▶ TASK PROMPT: Collect every line that includes the string "Connected".

+--

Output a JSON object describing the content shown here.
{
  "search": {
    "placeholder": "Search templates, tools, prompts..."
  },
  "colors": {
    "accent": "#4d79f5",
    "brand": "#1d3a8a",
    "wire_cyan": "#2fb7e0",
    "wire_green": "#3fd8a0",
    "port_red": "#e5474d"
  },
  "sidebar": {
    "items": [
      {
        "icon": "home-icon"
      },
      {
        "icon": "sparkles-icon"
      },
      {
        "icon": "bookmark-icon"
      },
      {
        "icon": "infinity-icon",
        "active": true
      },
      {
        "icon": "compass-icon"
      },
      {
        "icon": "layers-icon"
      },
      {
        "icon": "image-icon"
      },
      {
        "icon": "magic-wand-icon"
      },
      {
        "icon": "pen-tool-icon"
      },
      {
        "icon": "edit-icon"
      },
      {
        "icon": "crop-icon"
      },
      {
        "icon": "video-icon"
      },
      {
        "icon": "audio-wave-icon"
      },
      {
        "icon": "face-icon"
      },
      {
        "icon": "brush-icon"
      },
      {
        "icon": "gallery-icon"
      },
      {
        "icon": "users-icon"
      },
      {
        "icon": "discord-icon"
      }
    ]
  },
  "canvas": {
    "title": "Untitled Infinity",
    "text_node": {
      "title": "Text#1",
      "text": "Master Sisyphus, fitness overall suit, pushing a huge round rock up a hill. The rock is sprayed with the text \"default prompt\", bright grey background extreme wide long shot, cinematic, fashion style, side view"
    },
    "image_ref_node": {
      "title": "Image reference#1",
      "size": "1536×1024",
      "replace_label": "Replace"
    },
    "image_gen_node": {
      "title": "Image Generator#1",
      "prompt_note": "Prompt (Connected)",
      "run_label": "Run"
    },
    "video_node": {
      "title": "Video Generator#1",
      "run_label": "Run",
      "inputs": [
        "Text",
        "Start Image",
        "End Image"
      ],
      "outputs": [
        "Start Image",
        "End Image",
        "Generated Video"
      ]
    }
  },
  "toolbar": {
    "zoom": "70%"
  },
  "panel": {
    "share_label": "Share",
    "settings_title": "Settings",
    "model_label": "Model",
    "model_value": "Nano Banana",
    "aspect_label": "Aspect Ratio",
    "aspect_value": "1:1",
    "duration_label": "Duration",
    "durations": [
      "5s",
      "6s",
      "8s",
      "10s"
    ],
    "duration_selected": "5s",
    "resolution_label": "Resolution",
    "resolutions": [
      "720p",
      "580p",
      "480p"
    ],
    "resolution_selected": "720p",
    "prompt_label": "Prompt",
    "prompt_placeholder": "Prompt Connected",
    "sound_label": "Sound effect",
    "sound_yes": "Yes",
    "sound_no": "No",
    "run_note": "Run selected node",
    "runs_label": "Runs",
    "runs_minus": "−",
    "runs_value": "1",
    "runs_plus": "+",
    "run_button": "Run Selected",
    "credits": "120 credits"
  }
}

+--

▶ SOLUTION TO THIS PROBLEM:
      "prompt_note": "Prompt (Connected)",
    "prompt_placeholder": "Prompt Connected",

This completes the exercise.